### Exercise details
Restate each line word for word. Leave out every picture.

"""

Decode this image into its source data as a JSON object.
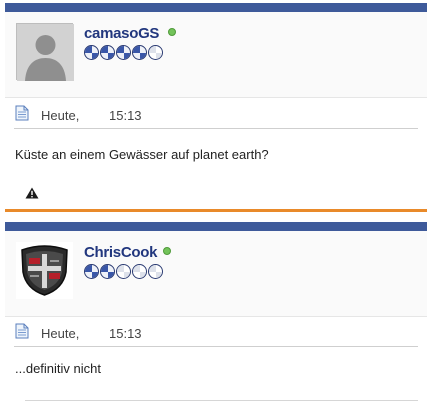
{
  "posts": [
    {
      "username": "camasoGS",
      "avatar": "default-user-silhouette",
      "online": true,
      "rank_stars_filled": 4,
      "rank_stars_total": 5,
      "date": "Heute,",
      "time": "15:13",
      "message": "Küste an einem Gewässer auf planet earth?",
      "icons": [
        "document-icon",
        "warning-icon"
      ]
    },
    {
      "username": "ChrisCook",
      "avatar": "shield-crest",
      "online": true,
      "rank_stars_filled": 2,
      "rank_stars_total": 5,
      "date": "Heute,",
      "time": "15:13",
      "message": "...definitiv nicht",
      "icons": [
        "document-icon"
      ]
    }
  ],
  "colors": {
    "header_bar": "#3e5a9a",
    "separator": "#e98a2a",
    "username": "#22377e",
    "online": "#73c35a"
  }
}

"""

### The result
Decode this image into its source data as a JSON object.
{
  "posts": [
    {
      "username": "camasoGS",
      "avatar": "default-user-silhouette",
      "online": true,
      "rank_stars_filled": 4,
      "rank_stars_total": 5,
      "date": "Heute,",
      "time": "15:13",
      "message": "Küste an einem Gewässer auf planet earth?",
      "icons": [
        "document-icon",
        "warning-icon"
      ]
    },
    {
      "username": "ChrisCook",
      "avatar": "shield-crest",
      "online": true,
      "rank_stars_filled": 2,
      "rank_stars_total": 5,
      "date": "Heute,",
      "time": "15:13",
      "message": "...definitiv nicht",
      "icons": [
        "document-icon"
      ]
    }
  ],
  "colors": {
    "header_bar": "#3e5a9a",
    "separator": "#e98a2a",
    "username": "#22377e",
    "online": "#73c35a"
  }
}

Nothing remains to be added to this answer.